---------- DATA SECTION ----------

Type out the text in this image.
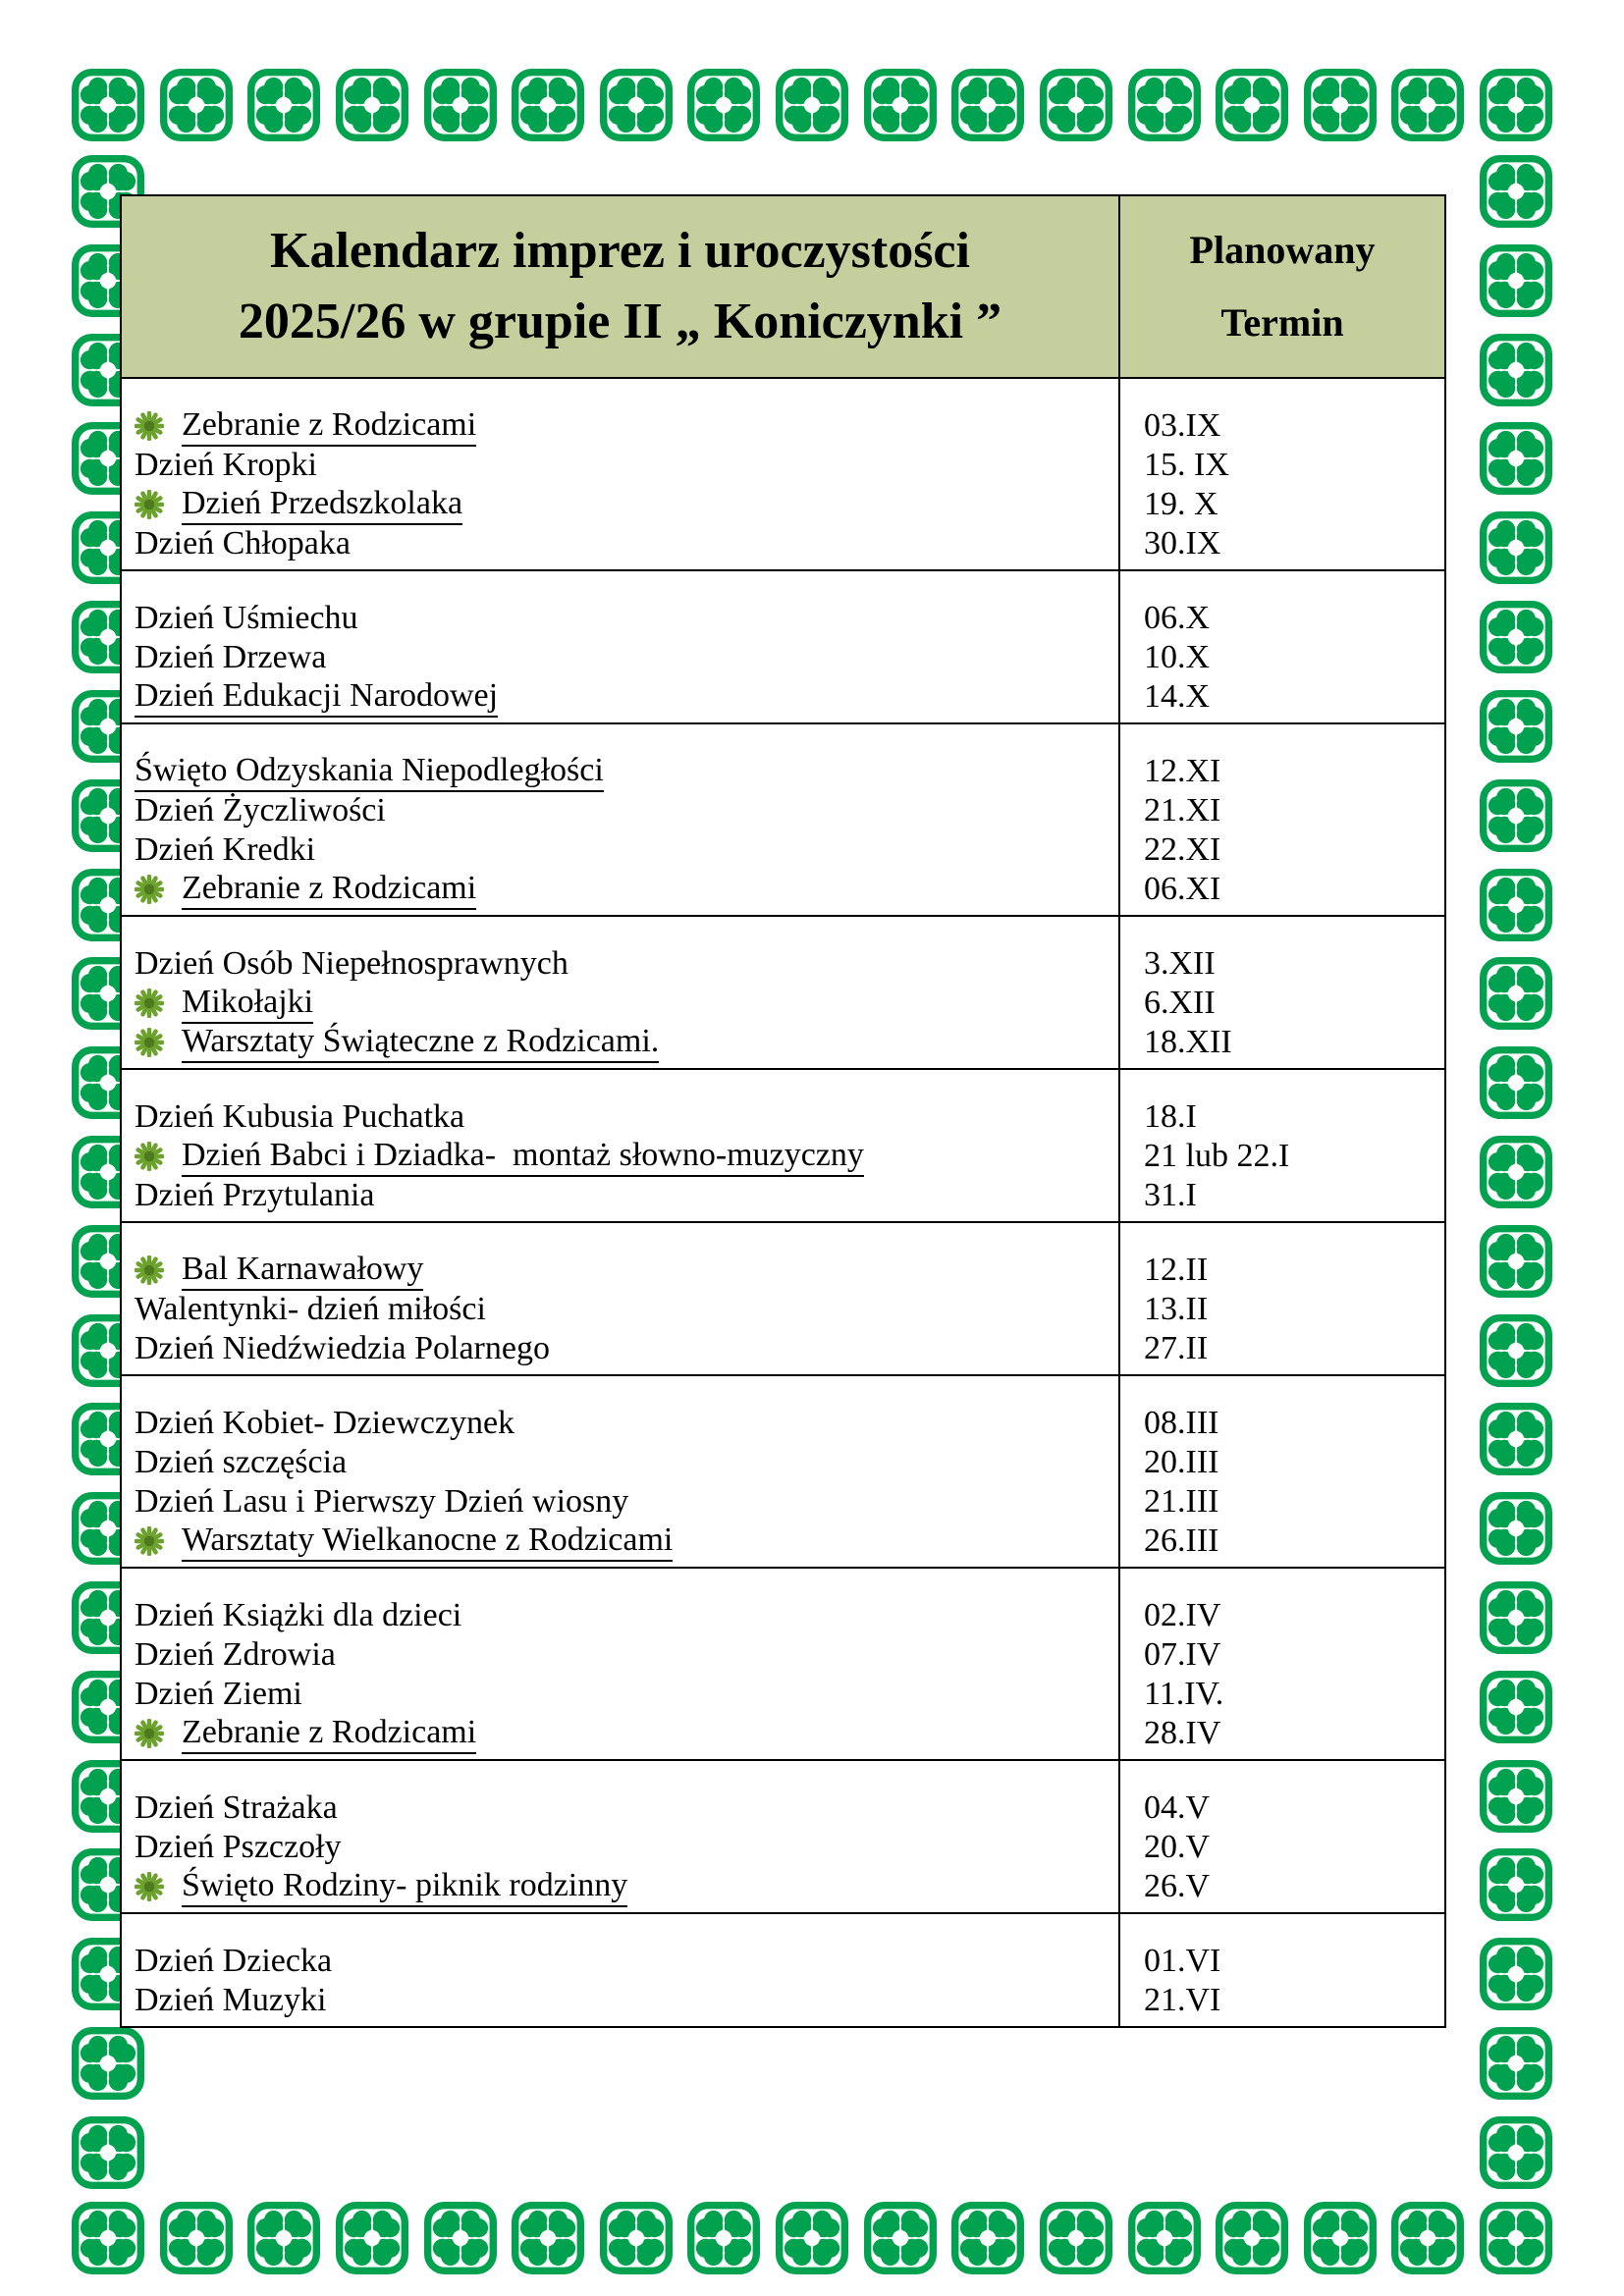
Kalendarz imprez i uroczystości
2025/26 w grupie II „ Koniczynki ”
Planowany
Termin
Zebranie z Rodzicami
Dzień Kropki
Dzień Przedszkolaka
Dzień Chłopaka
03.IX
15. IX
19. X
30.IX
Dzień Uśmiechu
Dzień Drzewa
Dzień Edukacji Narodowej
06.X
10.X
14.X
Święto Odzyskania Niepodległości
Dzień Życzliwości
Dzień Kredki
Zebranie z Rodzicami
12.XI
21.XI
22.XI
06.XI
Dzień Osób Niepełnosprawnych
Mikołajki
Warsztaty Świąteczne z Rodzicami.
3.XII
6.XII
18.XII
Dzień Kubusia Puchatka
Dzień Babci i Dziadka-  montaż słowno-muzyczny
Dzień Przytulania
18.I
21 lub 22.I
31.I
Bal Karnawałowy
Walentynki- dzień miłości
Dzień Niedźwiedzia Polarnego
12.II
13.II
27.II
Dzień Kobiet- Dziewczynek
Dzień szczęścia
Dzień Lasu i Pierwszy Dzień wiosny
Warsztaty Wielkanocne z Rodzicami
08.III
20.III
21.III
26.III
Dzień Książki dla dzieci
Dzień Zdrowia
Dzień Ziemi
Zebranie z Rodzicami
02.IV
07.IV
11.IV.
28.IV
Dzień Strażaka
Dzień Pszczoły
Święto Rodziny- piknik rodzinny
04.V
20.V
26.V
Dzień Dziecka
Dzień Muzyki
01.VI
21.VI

----------

State how many lines of the records above contain the word "Święto", giving only that number.

▸ **CORRECT RESULT**
2